- **Items**
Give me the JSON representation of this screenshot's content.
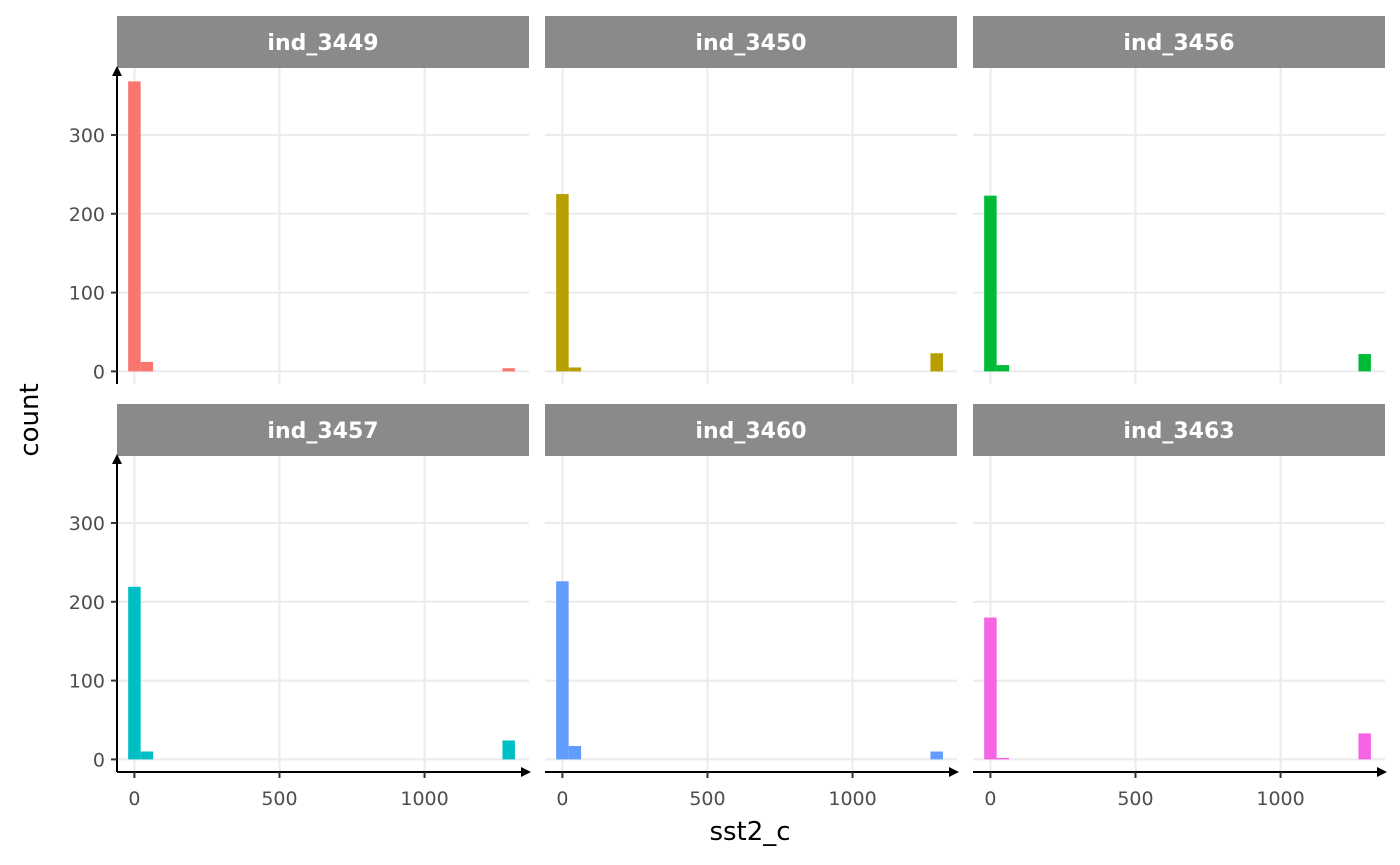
{
  "chart_data": {
    "type": "bar",
    "chart_kind": "faceted histogram",
    "title": "",
    "xlabel": "sst2_c",
    "ylabel": "count",
    "xlim": [
      -60,
      1360
    ],
    "ylim": [
      -16,
      385
    ],
    "x_ticks": [
      0,
      500,
      1000
    ],
    "x_tick_labels": [
      "0",
      "500",
      "1000"
    ],
    "y_ticks": [
      0,
      100,
      200,
      300
    ],
    "y_tick_labels": [
      "0",
      "100",
      "200",
      "300"
    ],
    "grid": true,
    "legend": "none",
    "bin_width": 43,
    "facets": [
      {
        "name": "ind_3449",
        "color": "#F8766D",
        "bins": [
          {
            "x": 0,
            "count": 368
          },
          {
            "x": 43,
            "count": 12
          },
          {
            "x": 1290,
            "count": 4
          }
        ]
      },
      {
        "name": "ind_3450",
        "color": "#B79F00",
        "bins": [
          {
            "x": 0,
            "count": 225
          },
          {
            "x": 43,
            "count": 5
          },
          {
            "x": 1290,
            "count": 23
          }
        ]
      },
      {
        "name": "ind_3456",
        "color": "#00BA38",
        "bins": [
          {
            "x": 0,
            "count": 223
          },
          {
            "x": 43,
            "count": 8
          },
          {
            "x": 1290,
            "count": 22
          }
        ]
      },
      {
        "name": "ind_3457",
        "color": "#00BFC4",
        "bins": [
          {
            "x": 0,
            "count": 219
          },
          {
            "x": 43,
            "count": 10
          },
          {
            "x": 1290,
            "count": 24
          }
        ]
      },
      {
        "name": "ind_3460",
        "color": "#619CFF",
        "bins": [
          {
            "x": 0,
            "count": 226
          },
          {
            "x": 43,
            "count": 17
          },
          {
            "x": 1290,
            "count": 10
          }
        ]
      },
      {
        "name": "ind_3463",
        "color": "#F564E3",
        "bins": [
          {
            "x": 0,
            "count": 180
          },
          {
            "x": 43,
            "count": 2
          },
          {
            "x": 1290,
            "count": 33
          }
        ]
      }
    ]
  }
}
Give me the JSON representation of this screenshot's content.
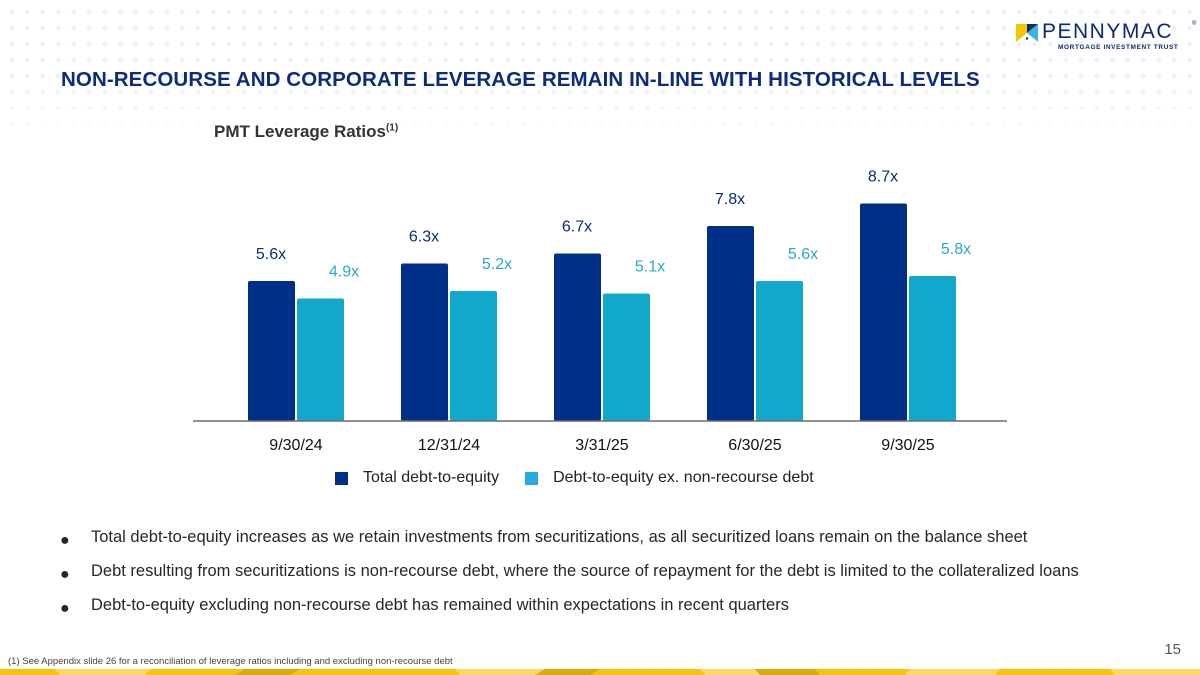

- **Written problem**
Show each line of the data that contains the string "color".

- **Reply to the exercise**
        "color": "#F8766D",
        "color": "#B79F00",
        "color": "#00BA38",
        "color": "#00BFC4",
        "color": "#619CFF",
        "color": "#F564E3",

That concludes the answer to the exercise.